Saved entries:
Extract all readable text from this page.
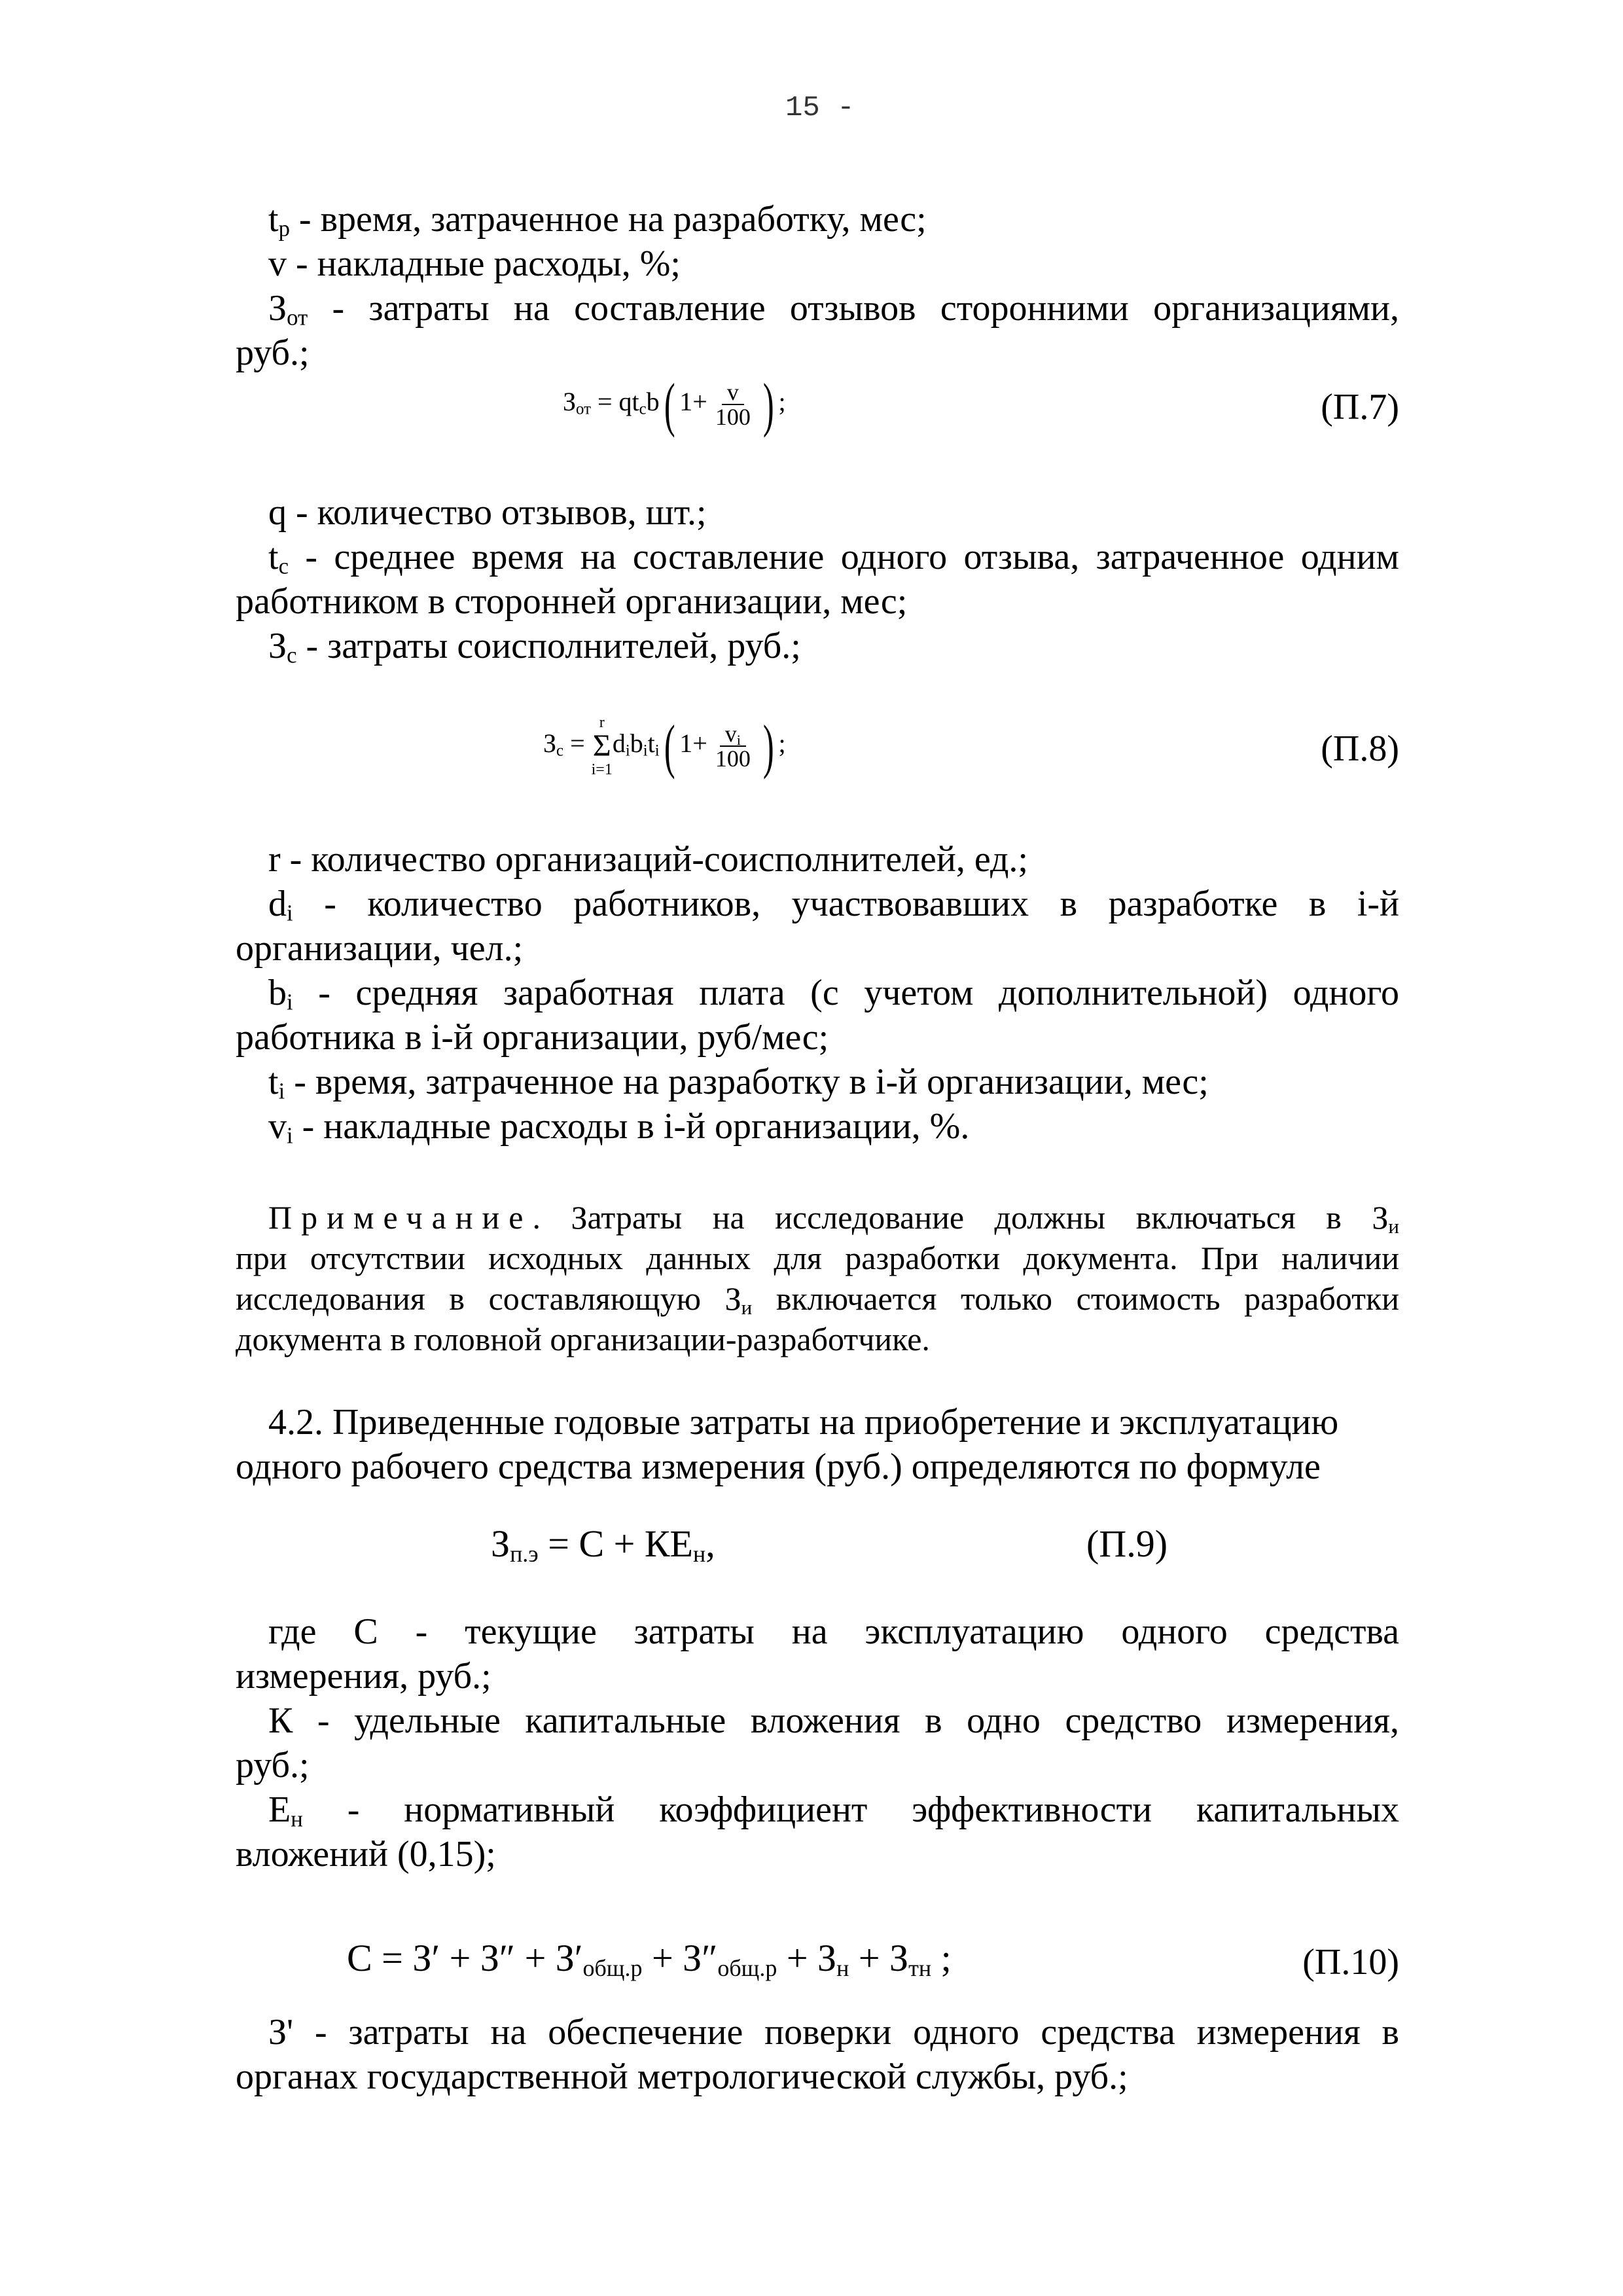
15 -
$t_р$ - время, затраченное на разработку, мес;
v - накладные расходы, %;
$З_{от}$ - затраты на составление отзывов сторонними организациями,
руб.;
$З_{от} = qt_cb$( $1+ \frac{v}{100}$ ) ;	(П.7)
q - количество отзывов, шт.;
$t_c$ - среднее время на составление одного отзыва, затраченное одним
работником в сторонней организации, мес;
$З_с$ - затраты соисполнителей, руб.;
$З_с$ =
r
Σ
i=1
$d_ib_it_i$( $1+ \frac{v_i}{100}$ ) ;	(П.8)
r - количество организаций-соисполнителей, ед.;
$d_i$ - количество работников, участвовавших в разработке в i-й
организации, чел.;
$b_i$ - средняя заработная плата (с учетом дополнительной) одного
работника в i-й организации, руб/мес;
$t_i$ - время, затраченное на разработку в i-й организации, мес;
$v_i$ - накладные расходы в i-й организации, %.
Примечание. Затраты на исследование должны включаться в $З_и$
при отсутствии исходных данных для разработки документа. При наличии
исследования в составляющую $З_и$ включается только стоимость разработки
документа в головной организации-разработчике.
4.2. Приведенные годовые затраты на приобретение и эксплуатацию
одного рабочего средства измерения (руб.) определяются по формуле
$З_{п.э} = С + КЕ_н$,	(П.9)
где С - текущие затраты на эксплуатацию одного средства
измерения, руб.;
К - удельные капитальные вложения в одно средство измерения,
руб.;
$Е_н$ - нормативный коэффициент эффективности капитальных
вложений (0,15);
$С = З' + З'' + З'_{общ.р} + З''_{общ.р} + З_н + З_{тн}$ ;	(П.10)
З' - затраты на обеспечение поверки одного средства измерения в
органах государственной метрологической службы, руб.;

> **STATED PROBLEM**
Copy out every line from the data above that has "измерения" in it.

> **EXERCISE RESPONSE**
одного рабочего средства измерения (руб.) определяются по формуле
измерения, руб.;
К - удельные капитальные вложения в одно средство измерения,
З' - затраты на обеспечение поверки одного средства измерения в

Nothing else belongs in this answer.